__Challenge__.
Retype each entry below exactly as it stands.

[Figure dataset records]
+===+

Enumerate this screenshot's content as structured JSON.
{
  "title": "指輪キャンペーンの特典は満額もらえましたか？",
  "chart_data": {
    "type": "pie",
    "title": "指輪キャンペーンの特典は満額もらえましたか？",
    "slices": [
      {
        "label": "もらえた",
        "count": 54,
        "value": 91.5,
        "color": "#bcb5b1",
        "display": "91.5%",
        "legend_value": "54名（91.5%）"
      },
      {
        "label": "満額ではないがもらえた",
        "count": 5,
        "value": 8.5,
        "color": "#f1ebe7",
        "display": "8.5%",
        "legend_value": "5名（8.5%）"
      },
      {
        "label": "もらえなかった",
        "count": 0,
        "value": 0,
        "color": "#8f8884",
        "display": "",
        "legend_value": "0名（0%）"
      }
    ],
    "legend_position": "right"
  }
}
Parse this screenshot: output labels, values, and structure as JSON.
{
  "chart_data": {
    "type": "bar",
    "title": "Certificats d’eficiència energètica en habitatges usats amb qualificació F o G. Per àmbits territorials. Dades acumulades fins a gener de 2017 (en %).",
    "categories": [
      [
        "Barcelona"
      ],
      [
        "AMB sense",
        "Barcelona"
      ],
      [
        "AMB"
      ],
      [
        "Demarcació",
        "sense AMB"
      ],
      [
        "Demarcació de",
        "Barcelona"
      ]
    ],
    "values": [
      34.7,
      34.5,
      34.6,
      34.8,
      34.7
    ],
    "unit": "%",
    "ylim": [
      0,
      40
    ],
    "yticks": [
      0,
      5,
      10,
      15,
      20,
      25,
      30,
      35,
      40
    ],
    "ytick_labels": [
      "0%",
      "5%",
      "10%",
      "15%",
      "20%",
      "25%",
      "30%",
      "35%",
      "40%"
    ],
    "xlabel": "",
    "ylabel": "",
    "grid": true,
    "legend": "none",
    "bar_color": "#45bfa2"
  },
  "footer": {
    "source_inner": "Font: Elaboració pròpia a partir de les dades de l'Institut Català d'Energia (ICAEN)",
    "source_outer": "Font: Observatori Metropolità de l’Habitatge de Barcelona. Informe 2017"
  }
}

+===+

__Task result__.
Enumerate this screenshot's content as structured JSON.
{
  "title": "指輪キャンペーンの特典は満額もらえましたか？",
  "chart_data": {
    "type": "pie",
    "title": "指輪キャンペーンの特典は満額もらえましたか？",
    "slices": [
      {
        "label": "もらえた",
        "count": 54,
        "value": 91.5,
        "color": "#bcb5b1",
        "display": "91.5%",
        "legend_value": "54名（91.5%）"
      },
      {
        "label": "満額ではないがもらえた",
        "count": 5,
        "value": 8.5,
        "color": "#f1ebe7",
        "display": "8.5%",
        "legend_value": "5名（8.5%）"
      },
      {
        "label": "もらえなかった",
        "count": 0,
        "value": 0,
        "color": "#8f8884",
        "display": "",
        "legend_value": "0名（0%）"
      }
    ],
    "legend_position": "right"
  }
}
Parse this screenshot: output labels, values, and structure as JSON.
{
  "chart_data": {
    "type": "bar",
    "title": "Certificats d’eficiència energètica en habitatges usats amb qualificació F o G. Per àmbits territorials. Dades acumulades fins a gener de 2017 (en %).",
    "categories": [
      [
        "Barcelona"
      ],
      [
        "AMB sense",
        "Barcelona"
      ],
      [
        "AMB"
      ],
      [
        "Demarcació",
        "sense AMB"
      ],
      [
        "Demarcació de",
        "Barcelona"
      ]
    ],
    "values": [
      34.7,
      34.5,
      34.6,
      34.8,
      34.7
    ],
    "unit": "%",
    "ylim": [
      0,
      40
    ],
    "yticks": [
      0,
      5,
      10,
      15,
      20,
      25,
      30,
      35,
      40
    ],
    "ytick_labels": [
      "0%",
      "5%",
      "10%",
      "15%",
      "20%",
      "25%",
      "30%",
      "35%",
      "40%"
    ],
    "xlabel": "",
    "ylabel": "",
    "grid": true,
    "legend": "none",
    "bar_color": "#45bfa2"
  },
  "footer": {
    "source_inner": "Font: Elaboració pròpia a partir de les dades de l'Institut Català d'Energia (ICAEN)",
    "source_outer": "Font: Observatori Metropolità de l’Habitatge de Barcelona. Informe 2017"
  }
}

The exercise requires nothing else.